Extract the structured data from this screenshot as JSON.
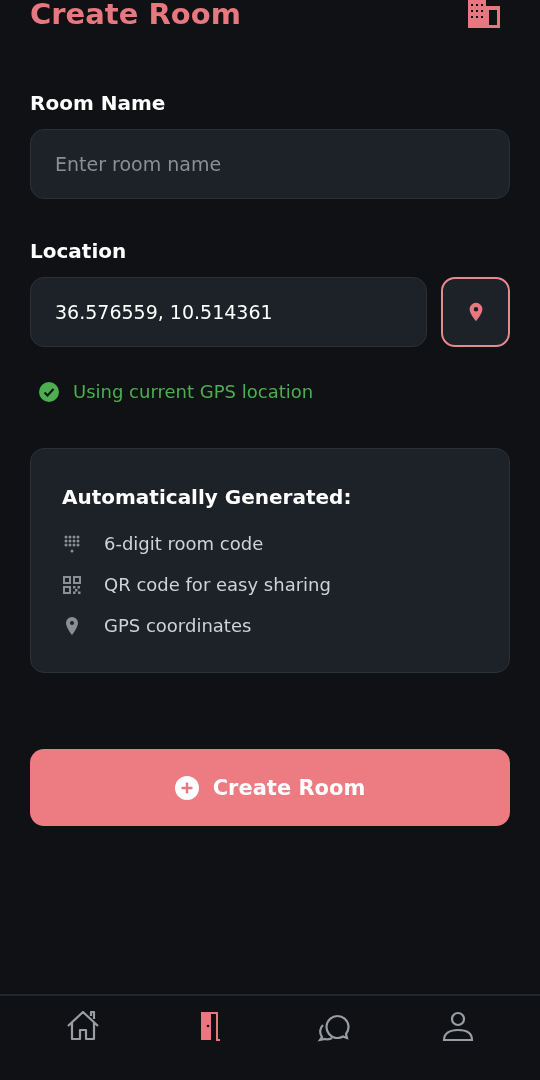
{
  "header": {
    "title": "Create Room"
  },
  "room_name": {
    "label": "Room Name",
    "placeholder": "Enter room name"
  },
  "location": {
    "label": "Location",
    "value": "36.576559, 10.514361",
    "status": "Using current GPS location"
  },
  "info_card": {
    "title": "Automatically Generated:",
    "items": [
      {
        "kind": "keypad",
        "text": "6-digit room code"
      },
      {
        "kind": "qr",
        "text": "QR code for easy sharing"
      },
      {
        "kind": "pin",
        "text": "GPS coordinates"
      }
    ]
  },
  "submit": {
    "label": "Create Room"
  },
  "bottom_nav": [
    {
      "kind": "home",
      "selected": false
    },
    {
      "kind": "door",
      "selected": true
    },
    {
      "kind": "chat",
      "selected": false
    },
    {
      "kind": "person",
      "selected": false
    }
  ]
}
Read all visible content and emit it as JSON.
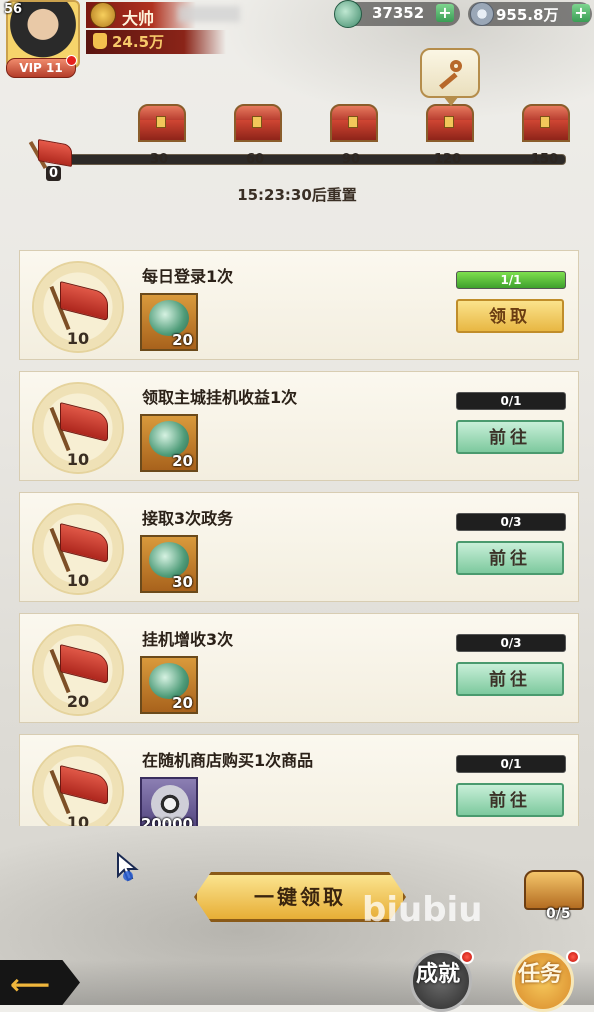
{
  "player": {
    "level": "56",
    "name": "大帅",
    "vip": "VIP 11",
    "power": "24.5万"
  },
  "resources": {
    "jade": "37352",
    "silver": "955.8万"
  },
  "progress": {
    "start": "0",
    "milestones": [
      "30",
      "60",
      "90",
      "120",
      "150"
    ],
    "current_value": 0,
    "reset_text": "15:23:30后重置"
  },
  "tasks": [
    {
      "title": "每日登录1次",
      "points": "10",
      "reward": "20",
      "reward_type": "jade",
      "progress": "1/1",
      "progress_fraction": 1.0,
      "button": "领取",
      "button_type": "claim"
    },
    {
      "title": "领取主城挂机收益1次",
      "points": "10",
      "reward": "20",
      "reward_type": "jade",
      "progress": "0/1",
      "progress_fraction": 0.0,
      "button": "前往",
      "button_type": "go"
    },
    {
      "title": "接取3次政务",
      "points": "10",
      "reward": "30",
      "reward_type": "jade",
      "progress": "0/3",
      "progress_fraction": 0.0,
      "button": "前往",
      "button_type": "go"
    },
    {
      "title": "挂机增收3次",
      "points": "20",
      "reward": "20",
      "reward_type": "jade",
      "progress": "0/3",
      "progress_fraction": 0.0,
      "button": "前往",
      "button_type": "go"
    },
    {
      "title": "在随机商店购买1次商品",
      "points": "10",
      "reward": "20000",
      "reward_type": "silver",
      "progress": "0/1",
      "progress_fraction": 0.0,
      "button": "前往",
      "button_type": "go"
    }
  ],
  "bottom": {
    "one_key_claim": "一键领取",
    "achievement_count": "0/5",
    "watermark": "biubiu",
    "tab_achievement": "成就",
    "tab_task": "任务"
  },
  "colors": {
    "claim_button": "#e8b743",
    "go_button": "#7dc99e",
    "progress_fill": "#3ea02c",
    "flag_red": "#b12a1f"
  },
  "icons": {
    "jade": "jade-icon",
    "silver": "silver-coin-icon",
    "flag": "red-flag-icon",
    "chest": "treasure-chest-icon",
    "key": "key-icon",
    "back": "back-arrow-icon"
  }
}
+-------+
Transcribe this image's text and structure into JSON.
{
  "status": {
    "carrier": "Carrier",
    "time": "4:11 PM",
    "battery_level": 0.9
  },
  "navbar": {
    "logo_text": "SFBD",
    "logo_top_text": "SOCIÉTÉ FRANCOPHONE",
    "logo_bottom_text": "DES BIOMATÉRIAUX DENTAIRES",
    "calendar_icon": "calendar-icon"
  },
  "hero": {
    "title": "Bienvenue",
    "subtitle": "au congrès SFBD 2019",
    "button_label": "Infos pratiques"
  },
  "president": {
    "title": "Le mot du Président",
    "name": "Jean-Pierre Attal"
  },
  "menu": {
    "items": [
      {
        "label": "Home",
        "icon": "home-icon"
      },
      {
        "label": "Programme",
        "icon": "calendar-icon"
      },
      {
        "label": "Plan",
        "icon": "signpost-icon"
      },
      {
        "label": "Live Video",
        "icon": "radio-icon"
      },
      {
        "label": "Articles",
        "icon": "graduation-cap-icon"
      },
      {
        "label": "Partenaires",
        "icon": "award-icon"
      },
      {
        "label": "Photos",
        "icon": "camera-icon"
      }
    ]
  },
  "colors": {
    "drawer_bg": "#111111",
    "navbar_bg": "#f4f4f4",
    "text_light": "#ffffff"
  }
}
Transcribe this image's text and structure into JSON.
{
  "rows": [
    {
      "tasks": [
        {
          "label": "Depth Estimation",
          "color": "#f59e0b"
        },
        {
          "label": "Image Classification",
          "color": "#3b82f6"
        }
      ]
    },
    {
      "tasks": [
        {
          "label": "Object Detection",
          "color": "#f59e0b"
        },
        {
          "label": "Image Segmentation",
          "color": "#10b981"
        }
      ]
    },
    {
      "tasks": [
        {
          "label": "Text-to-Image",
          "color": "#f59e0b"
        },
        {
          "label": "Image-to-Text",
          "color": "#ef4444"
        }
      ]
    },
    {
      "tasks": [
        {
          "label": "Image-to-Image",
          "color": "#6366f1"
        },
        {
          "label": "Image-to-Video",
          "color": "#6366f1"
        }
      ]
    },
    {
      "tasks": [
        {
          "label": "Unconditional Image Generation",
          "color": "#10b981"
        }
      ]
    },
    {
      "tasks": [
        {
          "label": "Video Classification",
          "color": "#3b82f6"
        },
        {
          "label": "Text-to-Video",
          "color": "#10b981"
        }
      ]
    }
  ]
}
+-------+
WRITTEN INSTRUCTION: Provide only the number of lines in the entries that hold the word "calendar".

SOLUTION TO THE PROBLEM: 2